## begin

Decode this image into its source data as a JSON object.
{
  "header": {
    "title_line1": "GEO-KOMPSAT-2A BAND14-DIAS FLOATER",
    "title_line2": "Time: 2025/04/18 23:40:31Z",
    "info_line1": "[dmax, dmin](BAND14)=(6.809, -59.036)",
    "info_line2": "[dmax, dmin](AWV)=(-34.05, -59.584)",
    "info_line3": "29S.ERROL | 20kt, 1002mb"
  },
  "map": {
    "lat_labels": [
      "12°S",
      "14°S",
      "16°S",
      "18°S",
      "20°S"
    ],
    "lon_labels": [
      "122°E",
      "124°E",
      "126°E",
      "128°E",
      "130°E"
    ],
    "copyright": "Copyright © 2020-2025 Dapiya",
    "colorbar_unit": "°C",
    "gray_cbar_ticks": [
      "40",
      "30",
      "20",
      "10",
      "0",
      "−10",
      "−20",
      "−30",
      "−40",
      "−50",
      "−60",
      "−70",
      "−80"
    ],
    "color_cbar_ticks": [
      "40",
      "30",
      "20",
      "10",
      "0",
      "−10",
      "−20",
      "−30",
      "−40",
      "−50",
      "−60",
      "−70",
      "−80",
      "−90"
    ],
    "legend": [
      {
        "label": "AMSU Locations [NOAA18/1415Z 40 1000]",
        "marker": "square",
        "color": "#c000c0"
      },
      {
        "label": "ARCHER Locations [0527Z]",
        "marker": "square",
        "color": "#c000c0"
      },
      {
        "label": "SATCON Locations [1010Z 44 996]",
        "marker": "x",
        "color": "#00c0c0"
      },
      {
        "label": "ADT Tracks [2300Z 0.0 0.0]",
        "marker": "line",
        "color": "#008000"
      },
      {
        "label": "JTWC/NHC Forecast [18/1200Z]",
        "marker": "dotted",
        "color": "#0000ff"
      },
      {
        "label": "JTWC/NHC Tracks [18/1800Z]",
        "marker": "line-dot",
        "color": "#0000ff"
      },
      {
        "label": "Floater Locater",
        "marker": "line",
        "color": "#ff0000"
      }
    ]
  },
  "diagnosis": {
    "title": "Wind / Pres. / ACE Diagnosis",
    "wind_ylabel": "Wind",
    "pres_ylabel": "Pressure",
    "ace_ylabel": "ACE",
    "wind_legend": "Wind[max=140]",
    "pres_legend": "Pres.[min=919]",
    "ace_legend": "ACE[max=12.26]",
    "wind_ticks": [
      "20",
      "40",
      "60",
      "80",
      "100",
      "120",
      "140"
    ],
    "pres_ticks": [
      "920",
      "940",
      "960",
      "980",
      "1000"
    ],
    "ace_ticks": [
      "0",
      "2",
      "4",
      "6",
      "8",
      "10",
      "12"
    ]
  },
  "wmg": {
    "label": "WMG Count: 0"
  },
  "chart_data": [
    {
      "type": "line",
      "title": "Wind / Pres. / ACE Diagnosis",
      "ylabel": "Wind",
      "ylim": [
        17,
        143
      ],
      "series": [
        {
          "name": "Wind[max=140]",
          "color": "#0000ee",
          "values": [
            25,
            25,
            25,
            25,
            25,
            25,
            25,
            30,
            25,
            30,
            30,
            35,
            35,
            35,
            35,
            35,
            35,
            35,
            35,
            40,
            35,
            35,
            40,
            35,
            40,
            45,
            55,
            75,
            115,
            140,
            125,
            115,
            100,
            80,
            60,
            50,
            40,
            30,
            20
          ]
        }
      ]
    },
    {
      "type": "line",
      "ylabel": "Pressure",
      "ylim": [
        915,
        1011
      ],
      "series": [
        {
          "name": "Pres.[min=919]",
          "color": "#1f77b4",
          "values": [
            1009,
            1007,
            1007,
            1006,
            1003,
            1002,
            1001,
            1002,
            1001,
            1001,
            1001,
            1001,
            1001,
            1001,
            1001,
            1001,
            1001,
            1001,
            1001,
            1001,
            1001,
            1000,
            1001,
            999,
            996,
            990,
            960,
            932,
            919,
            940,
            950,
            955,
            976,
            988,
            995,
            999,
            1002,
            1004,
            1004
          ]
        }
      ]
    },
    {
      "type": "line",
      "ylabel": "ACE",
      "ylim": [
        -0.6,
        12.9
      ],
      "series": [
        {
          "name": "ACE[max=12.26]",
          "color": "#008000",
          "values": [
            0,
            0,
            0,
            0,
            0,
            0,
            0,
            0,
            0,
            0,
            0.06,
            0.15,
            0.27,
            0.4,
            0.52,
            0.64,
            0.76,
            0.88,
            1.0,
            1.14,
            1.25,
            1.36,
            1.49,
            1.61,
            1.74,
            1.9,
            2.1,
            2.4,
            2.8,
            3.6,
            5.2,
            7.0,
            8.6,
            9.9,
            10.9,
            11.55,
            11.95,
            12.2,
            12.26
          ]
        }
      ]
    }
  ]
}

## end

Your task is to retype all the records above with nothing left out.

Decode this image into its source data as a JSON object.
{
  "header": {
    "title_line1": "GEO-KOMPSAT-2A BAND14-DIAS FLOATER",
    "title_line2": "Time: 2025/04/18 23:40:31Z",
    "info_line1": "[dmax, dmin](BAND14)=(6.809, -59.036)",
    "info_line2": "[dmax, dmin](AWV)=(-34.05, -59.584)",
    "info_line3": "29S.ERROL | 20kt, 1002mb"
  },
  "map": {
    "lat_labels": [
      "12°S",
      "14°S",
      "16°S",
      "18°S",
      "20°S"
    ],
    "lon_labels": [
      "122°E",
      "124°E",
      "126°E",
      "128°E",
      "130°E"
    ],
    "copyright": "Copyright © 2020-2025 Dapiya",
    "colorbar_unit": "°C",
    "gray_cbar_ticks": [
      "40",
      "30",
      "20",
      "10",
      "0",
      "−10",
      "−20",
      "−30",
      "−40",
      "−50",
      "−60",
      "−70",
      "−80"
    ],
    "color_cbar_ticks": [
      "40",
      "30",
      "20",
      "10",
      "0",
      "−10",
      "−20",
      "−30",
      "−40",
      "−50",
      "−60",
      "−70",
      "−80",
      "−90"
    ],
    "legend": [
      {
        "label": "AMSU Locations [NOAA18/1415Z 40 1000]",
        "marker": "square",
        "color": "#c000c0"
      },
      {
        "label": "ARCHER Locations [0527Z]",
        "marker": "square",
        "color": "#c000c0"
      },
      {
        "label": "SATCON Locations [1010Z 44 996]",
        "marker": "x",
        "color": "#00c0c0"
      },
      {
        "label": "ADT Tracks [2300Z 0.0 0.0]",
        "marker": "line",
        "color": "#008000"
      },
      {
        "label": "JTWC/NHC Forecast [18/1200Z]",
        "marker": "dotted",
        "color": "#0000ff"
      },
      {
        "label": "JTWC/NHC Tracks [18/1800Z]",
        "marker": "line-dot",
        "color": "#0000ff"
      },
      {
        "label": "Floater Locater",
        "marker": "line",
        "color": "#ff0000"
      }
    ]
  },
  "diagnosis": {
    "title": "Wind / Pres. / ACE Diagnosis",
    "wind_ylabel": "Wind",
    "pres_ylabel": "Pressure",
    "ace_ylabel": "ACE",
    "wind_legend": "Wind[max=140]",
    "pres_legend": "Pres.[min=919]",
    "ace_legend": "ACE[max=12.26]",
    "wind_ticks": [
      "20",
      "40",
      "60",
      "80",
      "100",
      "120",
      "140"
    ],
    "pres_ticks": [
      "920",
      "940",
      "960",
      "980",
      "1000"
    ],
    "ace_ticks": [
      "0",
      "2",
      "4",
      "6",
      "8",
      "10",
      "12"
    ]
  },
  "wmg": {
    "label": "WMG Count: 0"
  },
  "chart_data": [
    {
      "type": "line",
      "title": "Wind / Pres. / ACE Diagnosis",
      "ylabel": "Wind",
      "ylim": [
        17,
        143
      ],
      "series": [
        {
          "name": "Wind[max=140]",
          "color": "#0000ee",
          "values": [
            25,
            25,
            25,
            25,
            25,
            25,
            25,
            30,
            25,
            30,
            30,
            35,
            35,
            35,
            35,
            35,
            35,
            35,
            35,
            40,
            35,
            35,
            40,
            35,
            40,
            45,
            55,
            75,
            115,
            140,
            125,
            115,
            100,
            80,
            60,
            50,
            40,
            30,
            20
          ]
        }
      ]
    },
    {
      "type": "line",
      "ylabel": "Pressure",
      "ylim": [
        915,
        1011
      ],
      "series": [
        {
          "name": "Pres.[min=919]",
          "color": "#1f77b4",
          "values": [
            1009,
            1007,
            1007,
            1006,
            1003,
            1002,
            1001,
            1002,
            1001,
            1001,
            1001,
            1001,
            1001,
            1001,
            1001,
            1001,
            1001,
            1001,
            1001,
            1001,
            1001,
            1000,
            1001,
            999,
            996,
            990,
            960,
            932,
            919,
            940,
            950,
            955,
            976,
            988,
            995,
            999,
            1002,
            1004,
            1004
          ]
        }
      ]
    },
    {
      "type": "line",
      "ylabel": "ACE",
      "ylim": [
        -0.6,
        12.9
      ],
      "series": [
        {
          "name": "ACE[max=12.26]",
          "color": "#008000",
          "values": [
            0,
            0,
            0,
            0,
            0,
            0,
            0,
            0,
            0,
            0,
            0.06,
            0.15,
            0.27,
            0.4,
            0.52,
            0.64,
            0.76,
            0.88,
            1.0,
            1.14,
            1.25,
            1.36,
            1.49,
            1.61,
            1.74,
            1.9,
            2.1,
            2.4,
            2.8,
            3.6,
            5.2,
            7.0,
            8.6,
            9.9,
            10.9,
            11.55,
            11.95,
            12.2,
            12.26
          ]
        }
      ]
    }
  ]
}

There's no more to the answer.